[Dataset records]
▼

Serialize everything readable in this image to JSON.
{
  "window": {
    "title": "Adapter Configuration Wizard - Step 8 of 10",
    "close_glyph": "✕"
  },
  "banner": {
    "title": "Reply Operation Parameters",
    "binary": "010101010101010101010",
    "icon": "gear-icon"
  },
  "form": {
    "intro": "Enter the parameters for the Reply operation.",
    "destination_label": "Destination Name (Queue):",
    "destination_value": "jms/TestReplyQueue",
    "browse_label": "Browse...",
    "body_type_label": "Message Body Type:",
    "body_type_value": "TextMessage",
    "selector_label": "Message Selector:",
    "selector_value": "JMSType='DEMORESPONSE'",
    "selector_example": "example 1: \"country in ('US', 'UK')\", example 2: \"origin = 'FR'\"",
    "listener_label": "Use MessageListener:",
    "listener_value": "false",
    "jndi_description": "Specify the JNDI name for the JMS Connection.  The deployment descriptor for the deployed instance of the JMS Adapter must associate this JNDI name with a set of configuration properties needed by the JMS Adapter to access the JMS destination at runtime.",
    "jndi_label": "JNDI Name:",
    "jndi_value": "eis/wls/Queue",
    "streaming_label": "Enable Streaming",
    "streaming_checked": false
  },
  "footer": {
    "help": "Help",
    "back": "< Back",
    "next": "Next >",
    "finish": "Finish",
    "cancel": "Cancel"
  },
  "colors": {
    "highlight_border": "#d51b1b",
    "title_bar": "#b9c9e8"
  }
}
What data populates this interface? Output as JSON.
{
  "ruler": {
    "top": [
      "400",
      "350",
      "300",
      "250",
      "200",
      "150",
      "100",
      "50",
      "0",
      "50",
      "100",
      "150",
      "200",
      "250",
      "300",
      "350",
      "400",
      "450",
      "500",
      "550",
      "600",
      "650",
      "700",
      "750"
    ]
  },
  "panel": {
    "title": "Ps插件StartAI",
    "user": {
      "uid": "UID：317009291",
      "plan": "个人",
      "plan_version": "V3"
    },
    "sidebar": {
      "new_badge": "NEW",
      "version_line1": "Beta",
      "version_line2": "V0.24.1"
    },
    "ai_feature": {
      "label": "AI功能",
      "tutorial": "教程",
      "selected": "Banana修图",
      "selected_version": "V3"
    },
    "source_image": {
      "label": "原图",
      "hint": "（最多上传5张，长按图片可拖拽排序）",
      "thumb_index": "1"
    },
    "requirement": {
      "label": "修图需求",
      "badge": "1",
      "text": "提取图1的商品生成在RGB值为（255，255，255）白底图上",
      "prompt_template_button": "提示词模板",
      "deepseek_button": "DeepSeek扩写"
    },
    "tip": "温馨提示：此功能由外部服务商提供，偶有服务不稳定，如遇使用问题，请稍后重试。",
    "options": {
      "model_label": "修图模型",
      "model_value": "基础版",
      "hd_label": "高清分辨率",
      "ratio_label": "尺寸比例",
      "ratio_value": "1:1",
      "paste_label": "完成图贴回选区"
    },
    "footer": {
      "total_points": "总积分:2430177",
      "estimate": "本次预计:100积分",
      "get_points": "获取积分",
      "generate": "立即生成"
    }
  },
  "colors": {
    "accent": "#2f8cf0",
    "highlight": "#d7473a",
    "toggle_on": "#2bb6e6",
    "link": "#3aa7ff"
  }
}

▲

[OBJECTIVE] Set down all of the records shown above once more, exactly.

[FINAL ANSWER]
Serialize everything readable in this image to JSON.
{
  "window": {
    "title": "Adapter Configuration Wizard - Step 8 of 10",
    "close_glyph": "✕"
  },
  "banner": {
    "title": "Reply Operation Parameters",
    "binary": "010101010101010101010",
    "icon": "gear-icon"
  },
  "form": {
    "intro": "Enter the parameters for the Reply operation.",
    "destination_label": "Destination Name (Queue):",
    "destination_value": "jms/TestReplyQueue",
    "browse_label": "Browse...",
    "body_type_label": "Message Body Type:",
    "body_type_value": "TextMessage",
    "selector_label": "Message Selector:",
    "selector_value": "JMSType='DEMORESPONSE'",
    "selector_example": "example 1: \"country in ('US', 'UK')\", example 2: \"origin = 'FR'\"",
    "listener_label": "Use MessageListener:",
    "listener_value": "false",
    "jndi_description": "Specify the JNDI name for the JMS Connection.  The deployment descriptor for the deployed instance of the JMS Adapter must associate this JNDI name with a set of configuration properties needed by the JMS Adapter to access the JMS destination at runtime.",
    "jndi_label": "JNDI Name:",
    "jndi_value": "eis/wls/Queue",
    "streaming_label": "Enable Streaming",
    "streaming_checked": false
  },
  "footer": {
    "help": "Help",
    "back": "< Back",
    "next": "Next >",
    "finish": "Finish",
    "cancel": "Cancel"
  },
  "colors": {
    "highlight_border": "#d51b1b",
    "title_bar": "#b9c9e8"
  }
}
What data populates this interface? Output as JSON.
{
  "ruler": {
    "top": [
      "400",
      "350",
      "300",
      "250",
      "200",
      "150",
      "100",
      "50",
      "0",
      "50",
      "100",
      "150",
      "200",
      "250",
      "300",
      "350",
      "400",
      "450",
      "500",
      "550",
      "600",
      "650",
      "700",
      "750"
    ]
  },
  "panel": {
    "title": "Ps插件StartAI",
    "user": {
      "uid": "UID：317009291",
      "plan": "个人",
      "plan_version": "V3"
    },
    "sidebar": {
      "new_badge": "NEW",
      "version_line1": "Beta",
      "version_line2": "V0.24.1"
    },
    "ai_feature": {
      "label": "AI功能",
      "tutorial": "教程",
      "selected": "Banana修图",
      "selected_version": "V3"
    },
    "source_image": {
      "label": "原图",
      "hint": "（最多上传5张，长按图片可拖拽排序）",
      "thumb_index": "1"
    },
    "requirement": {
      "label": "修图需求",
      "badge": "1",
      "text": "提取图1的商品生成在RGB值为（255，255，255）白底图上",
      "prompt_template_button": "提示词模板",
      "deepseek_button": "DeepSeek扩写"
    },
    "tip": "温馨提示：此功能由外部服务商提供，偶有服务不稳定，如遇使用问题，请稍后重试。",
    "options": {
      "model_label": "修图模型",
      "model_value": "基础版",
      "hd_label": "高清分辨率",
      "ratio_label": "尺寸比例",
      "ratio_value": "1:1",
      "paste_label": "完成图贴回选区"
    },
    "footer": {
      "total_points": "总积分:2430177",
      "estimate": "本次预计:100积分",
      "get_points": "获取积分",
      "generate": "立即生成"
    }
  },
  "colors": {
    "accent": "#2f8cf0",
    "highlight": "#d7473a",
    "toggle_on": "#2bb6e6",
    "link": "#3aa7ff"
  }
}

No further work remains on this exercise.